▸ **What is being asked**
Give the total number of lines with the word "chevron" in them, and no other words.

---------- Data shown

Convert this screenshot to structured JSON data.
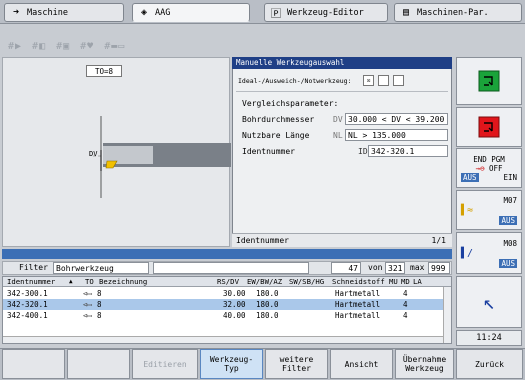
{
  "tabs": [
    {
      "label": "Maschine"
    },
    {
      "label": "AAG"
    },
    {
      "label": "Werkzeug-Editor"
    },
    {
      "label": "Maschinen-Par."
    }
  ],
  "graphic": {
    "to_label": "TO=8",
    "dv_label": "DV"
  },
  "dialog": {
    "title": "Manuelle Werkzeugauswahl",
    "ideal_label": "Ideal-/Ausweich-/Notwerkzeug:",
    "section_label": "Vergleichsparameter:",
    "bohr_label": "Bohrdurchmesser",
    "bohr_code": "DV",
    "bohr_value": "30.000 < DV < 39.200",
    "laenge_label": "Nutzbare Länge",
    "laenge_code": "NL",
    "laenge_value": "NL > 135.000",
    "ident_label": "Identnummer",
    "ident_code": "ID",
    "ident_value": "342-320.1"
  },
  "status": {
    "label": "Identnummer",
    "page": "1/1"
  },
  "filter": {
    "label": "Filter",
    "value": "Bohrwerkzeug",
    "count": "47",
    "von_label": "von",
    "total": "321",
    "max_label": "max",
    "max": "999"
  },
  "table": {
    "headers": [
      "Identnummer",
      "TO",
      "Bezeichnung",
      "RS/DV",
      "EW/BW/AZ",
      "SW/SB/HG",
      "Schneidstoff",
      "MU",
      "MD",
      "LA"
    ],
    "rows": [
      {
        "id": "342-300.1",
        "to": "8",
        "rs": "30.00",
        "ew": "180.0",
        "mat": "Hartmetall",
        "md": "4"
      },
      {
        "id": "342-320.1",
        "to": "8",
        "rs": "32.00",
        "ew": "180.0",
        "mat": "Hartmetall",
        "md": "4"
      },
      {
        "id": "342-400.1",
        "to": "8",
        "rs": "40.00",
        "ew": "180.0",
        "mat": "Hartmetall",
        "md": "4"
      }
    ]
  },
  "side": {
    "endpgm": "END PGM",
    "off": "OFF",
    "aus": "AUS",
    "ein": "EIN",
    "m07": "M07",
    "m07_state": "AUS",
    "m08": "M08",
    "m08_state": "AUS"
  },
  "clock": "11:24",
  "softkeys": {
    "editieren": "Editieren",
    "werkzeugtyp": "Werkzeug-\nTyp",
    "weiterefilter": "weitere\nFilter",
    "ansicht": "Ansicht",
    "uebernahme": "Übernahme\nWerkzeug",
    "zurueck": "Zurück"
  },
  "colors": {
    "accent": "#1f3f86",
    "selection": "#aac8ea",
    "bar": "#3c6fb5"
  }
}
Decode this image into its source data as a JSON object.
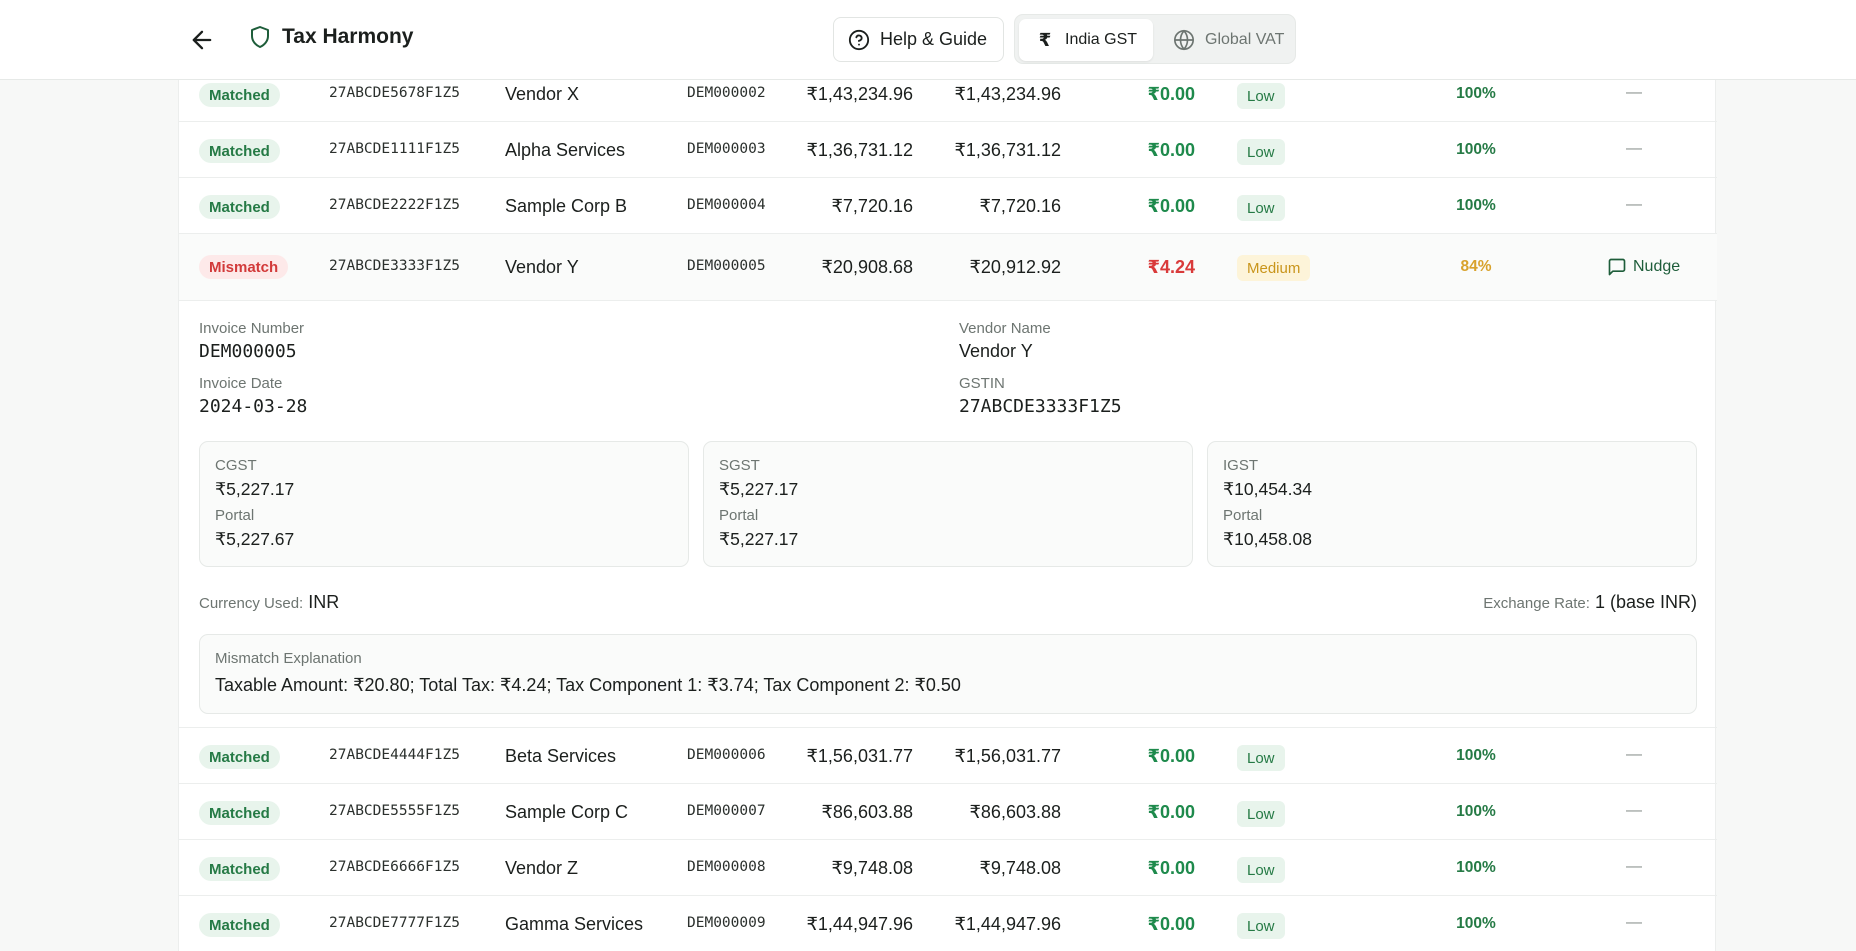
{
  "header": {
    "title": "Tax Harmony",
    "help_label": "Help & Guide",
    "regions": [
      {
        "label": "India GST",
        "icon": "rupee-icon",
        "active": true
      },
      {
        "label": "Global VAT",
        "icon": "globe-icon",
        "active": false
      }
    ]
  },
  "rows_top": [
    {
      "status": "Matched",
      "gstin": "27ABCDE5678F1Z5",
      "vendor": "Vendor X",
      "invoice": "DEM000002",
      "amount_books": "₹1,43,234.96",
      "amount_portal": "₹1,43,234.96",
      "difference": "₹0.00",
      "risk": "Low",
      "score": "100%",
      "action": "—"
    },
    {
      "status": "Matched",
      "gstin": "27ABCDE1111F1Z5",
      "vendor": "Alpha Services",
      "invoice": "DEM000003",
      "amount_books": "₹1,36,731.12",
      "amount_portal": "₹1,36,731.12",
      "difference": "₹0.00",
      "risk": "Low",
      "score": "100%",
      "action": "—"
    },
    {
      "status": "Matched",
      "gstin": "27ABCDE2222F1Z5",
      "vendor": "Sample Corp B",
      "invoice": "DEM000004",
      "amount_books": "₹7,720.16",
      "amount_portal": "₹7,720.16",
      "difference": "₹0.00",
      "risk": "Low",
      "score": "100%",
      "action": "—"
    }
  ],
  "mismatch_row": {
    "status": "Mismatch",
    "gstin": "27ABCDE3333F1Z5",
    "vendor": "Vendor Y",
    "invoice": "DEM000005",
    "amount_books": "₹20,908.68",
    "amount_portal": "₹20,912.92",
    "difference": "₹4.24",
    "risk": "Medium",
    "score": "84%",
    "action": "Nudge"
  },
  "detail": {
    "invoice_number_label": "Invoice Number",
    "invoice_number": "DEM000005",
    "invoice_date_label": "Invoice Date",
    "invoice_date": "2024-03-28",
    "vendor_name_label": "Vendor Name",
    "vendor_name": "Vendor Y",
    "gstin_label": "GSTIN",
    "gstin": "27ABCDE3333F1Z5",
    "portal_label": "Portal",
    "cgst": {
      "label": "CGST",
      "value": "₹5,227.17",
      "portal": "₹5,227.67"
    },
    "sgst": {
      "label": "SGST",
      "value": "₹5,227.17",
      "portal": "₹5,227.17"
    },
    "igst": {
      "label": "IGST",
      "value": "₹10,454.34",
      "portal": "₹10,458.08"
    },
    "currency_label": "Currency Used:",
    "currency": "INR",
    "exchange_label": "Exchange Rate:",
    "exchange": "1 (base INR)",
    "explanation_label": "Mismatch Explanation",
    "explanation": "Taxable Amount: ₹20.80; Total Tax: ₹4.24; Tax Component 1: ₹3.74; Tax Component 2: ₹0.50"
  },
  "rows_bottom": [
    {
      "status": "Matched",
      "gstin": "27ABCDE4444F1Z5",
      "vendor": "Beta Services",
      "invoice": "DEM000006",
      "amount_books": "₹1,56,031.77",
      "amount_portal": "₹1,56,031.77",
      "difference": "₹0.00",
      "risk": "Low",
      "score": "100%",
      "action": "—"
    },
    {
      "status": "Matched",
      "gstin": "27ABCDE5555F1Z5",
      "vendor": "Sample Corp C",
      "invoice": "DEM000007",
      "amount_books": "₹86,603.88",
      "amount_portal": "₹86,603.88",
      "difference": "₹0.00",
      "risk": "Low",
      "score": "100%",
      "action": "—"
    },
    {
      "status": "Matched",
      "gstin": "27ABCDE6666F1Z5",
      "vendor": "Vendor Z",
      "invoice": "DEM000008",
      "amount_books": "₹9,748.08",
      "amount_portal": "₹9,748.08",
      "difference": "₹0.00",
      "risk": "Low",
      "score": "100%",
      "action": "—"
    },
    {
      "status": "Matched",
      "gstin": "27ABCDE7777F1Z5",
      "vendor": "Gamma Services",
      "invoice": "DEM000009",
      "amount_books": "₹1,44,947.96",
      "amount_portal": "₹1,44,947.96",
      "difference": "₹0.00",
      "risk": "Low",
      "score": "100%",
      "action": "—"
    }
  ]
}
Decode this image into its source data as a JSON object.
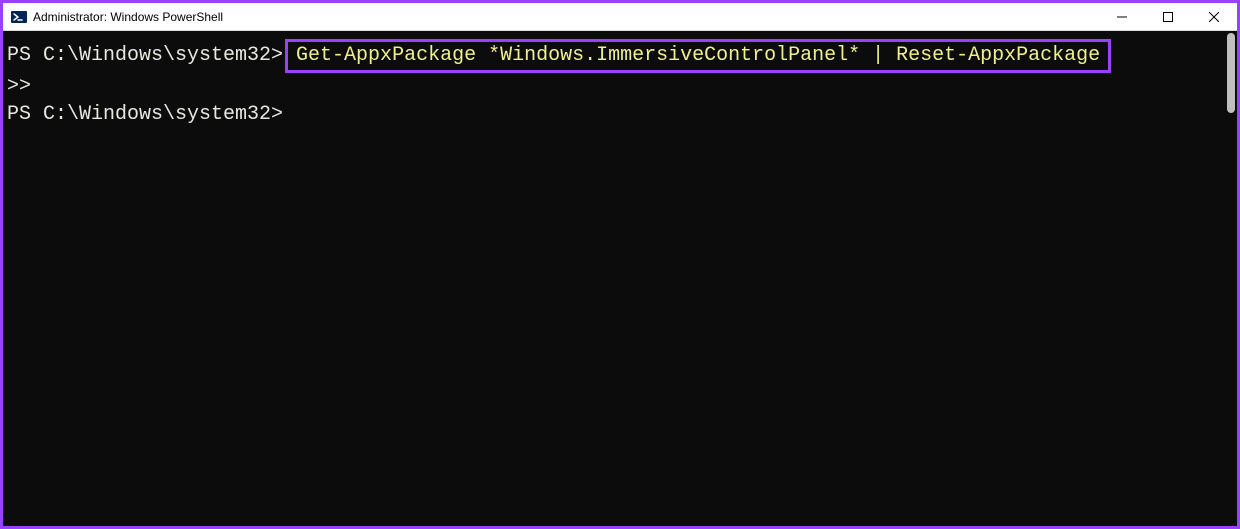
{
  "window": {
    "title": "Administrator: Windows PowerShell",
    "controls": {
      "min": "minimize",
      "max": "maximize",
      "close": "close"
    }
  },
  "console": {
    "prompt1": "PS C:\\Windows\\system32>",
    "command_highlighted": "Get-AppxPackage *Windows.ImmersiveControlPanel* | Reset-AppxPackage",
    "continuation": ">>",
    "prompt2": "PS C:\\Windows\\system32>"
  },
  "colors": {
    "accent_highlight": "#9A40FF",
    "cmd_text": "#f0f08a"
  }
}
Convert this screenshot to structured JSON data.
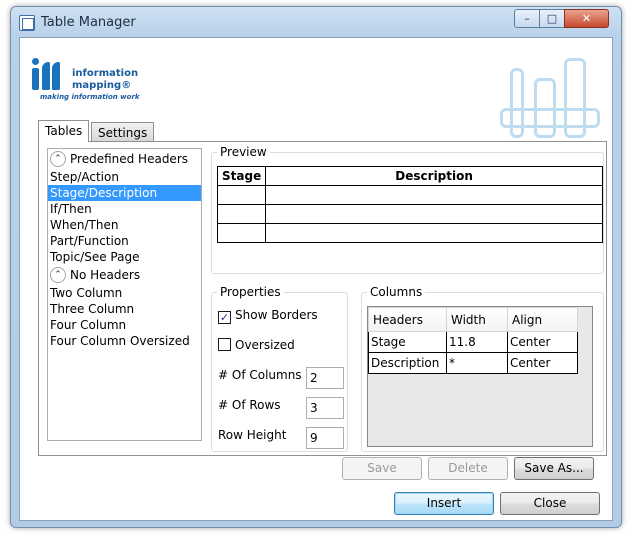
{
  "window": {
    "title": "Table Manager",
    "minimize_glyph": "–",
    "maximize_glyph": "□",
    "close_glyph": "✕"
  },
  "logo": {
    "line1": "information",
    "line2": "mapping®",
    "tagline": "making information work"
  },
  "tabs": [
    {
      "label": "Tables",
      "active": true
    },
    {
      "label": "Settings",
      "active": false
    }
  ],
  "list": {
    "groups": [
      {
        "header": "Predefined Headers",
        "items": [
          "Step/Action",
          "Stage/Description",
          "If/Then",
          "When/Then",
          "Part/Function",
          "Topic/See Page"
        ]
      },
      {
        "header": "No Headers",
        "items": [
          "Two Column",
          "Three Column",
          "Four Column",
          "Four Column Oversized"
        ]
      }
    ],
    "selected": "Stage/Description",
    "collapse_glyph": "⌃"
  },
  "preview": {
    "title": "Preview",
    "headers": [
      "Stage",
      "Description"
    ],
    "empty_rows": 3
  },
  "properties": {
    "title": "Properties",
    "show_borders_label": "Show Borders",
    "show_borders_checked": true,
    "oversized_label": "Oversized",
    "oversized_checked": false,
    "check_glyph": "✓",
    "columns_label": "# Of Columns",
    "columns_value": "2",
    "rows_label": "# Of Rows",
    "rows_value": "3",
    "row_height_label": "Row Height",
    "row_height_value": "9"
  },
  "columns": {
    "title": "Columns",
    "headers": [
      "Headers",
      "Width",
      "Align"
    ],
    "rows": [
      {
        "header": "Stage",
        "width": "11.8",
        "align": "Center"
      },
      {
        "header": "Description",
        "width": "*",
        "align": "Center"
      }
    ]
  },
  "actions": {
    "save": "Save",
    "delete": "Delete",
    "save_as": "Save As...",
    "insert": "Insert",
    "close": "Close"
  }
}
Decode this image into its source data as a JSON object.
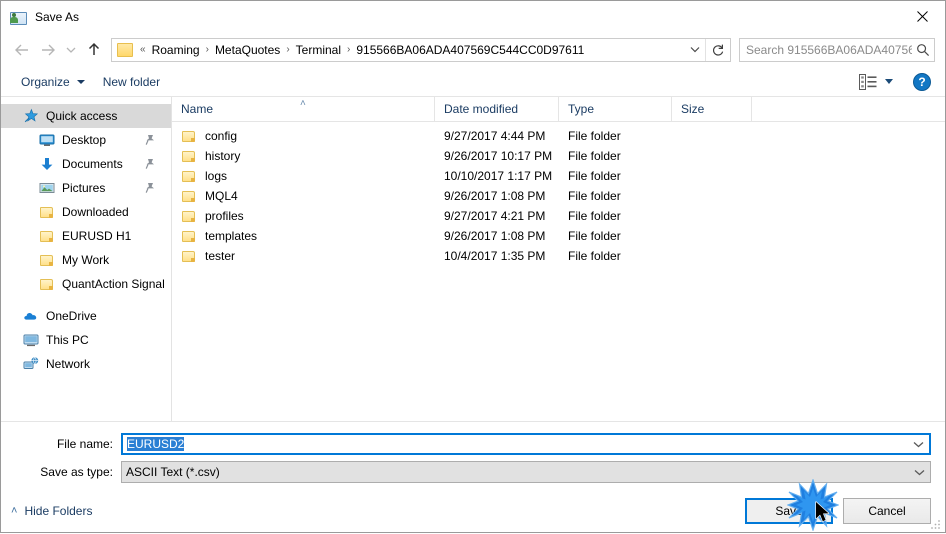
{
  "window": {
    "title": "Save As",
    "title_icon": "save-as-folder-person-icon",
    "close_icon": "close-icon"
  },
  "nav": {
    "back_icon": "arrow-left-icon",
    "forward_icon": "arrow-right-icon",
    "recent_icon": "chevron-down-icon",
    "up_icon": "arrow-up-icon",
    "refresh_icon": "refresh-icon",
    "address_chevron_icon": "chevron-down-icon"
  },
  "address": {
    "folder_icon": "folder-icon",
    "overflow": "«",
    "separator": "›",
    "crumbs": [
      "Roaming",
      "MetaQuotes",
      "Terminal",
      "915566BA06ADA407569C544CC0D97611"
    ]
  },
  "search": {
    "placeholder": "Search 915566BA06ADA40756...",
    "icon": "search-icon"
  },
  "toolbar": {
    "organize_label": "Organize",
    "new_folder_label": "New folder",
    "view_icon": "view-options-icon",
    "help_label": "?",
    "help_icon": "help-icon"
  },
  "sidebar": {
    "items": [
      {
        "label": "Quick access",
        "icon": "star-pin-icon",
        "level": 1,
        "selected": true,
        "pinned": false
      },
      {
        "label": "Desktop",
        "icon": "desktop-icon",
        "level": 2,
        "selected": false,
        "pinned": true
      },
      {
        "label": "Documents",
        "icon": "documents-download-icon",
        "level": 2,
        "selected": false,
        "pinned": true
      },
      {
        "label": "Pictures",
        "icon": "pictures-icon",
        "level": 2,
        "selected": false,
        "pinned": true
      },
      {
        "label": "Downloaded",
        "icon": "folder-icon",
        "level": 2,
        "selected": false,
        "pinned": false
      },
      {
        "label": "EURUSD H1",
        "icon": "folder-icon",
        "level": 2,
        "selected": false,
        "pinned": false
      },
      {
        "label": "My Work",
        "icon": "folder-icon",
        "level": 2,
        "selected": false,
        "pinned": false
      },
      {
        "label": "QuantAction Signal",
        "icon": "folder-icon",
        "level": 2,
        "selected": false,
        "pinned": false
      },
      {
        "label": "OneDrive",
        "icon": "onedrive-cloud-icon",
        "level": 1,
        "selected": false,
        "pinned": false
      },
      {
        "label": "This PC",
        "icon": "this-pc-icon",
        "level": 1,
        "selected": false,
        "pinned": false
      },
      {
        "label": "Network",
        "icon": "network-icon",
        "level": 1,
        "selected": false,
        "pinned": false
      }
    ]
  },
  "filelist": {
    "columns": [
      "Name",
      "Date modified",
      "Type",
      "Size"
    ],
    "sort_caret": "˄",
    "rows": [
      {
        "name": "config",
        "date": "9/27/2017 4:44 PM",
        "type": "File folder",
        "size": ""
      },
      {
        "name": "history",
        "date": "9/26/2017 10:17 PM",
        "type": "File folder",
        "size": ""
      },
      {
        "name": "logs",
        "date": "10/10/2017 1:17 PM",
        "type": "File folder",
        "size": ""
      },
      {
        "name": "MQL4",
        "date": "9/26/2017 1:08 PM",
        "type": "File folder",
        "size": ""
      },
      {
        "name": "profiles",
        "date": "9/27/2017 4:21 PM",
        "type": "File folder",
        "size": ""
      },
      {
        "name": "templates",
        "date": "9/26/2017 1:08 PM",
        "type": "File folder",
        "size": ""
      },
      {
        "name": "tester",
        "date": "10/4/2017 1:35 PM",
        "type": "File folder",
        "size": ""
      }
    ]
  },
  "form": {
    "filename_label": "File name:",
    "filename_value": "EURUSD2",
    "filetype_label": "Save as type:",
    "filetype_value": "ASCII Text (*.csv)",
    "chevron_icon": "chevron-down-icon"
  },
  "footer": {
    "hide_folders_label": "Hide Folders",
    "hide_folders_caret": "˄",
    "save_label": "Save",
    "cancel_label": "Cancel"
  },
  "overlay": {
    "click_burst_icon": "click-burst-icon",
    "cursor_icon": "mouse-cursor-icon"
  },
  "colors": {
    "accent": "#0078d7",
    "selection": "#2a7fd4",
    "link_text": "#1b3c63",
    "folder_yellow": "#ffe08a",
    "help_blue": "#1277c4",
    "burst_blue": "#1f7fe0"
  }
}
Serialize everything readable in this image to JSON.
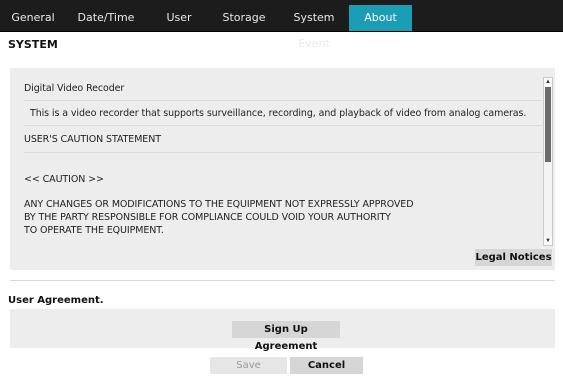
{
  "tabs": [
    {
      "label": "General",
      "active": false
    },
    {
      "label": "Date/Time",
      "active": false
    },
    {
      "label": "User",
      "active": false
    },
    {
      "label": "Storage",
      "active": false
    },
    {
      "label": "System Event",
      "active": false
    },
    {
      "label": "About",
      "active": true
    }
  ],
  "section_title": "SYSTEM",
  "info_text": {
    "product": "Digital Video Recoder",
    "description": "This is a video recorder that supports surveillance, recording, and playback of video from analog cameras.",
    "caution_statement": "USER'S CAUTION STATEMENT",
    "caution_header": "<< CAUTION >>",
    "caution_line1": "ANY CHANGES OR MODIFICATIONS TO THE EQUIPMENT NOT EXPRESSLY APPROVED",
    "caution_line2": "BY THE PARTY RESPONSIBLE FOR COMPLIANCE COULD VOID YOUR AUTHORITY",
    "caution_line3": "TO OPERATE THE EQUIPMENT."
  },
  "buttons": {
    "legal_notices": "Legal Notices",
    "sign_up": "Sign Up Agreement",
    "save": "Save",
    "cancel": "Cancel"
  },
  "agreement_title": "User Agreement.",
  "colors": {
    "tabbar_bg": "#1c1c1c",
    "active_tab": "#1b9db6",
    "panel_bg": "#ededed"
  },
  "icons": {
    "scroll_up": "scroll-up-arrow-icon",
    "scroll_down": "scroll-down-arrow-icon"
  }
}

--------------------

▸ **Exercise solution**
3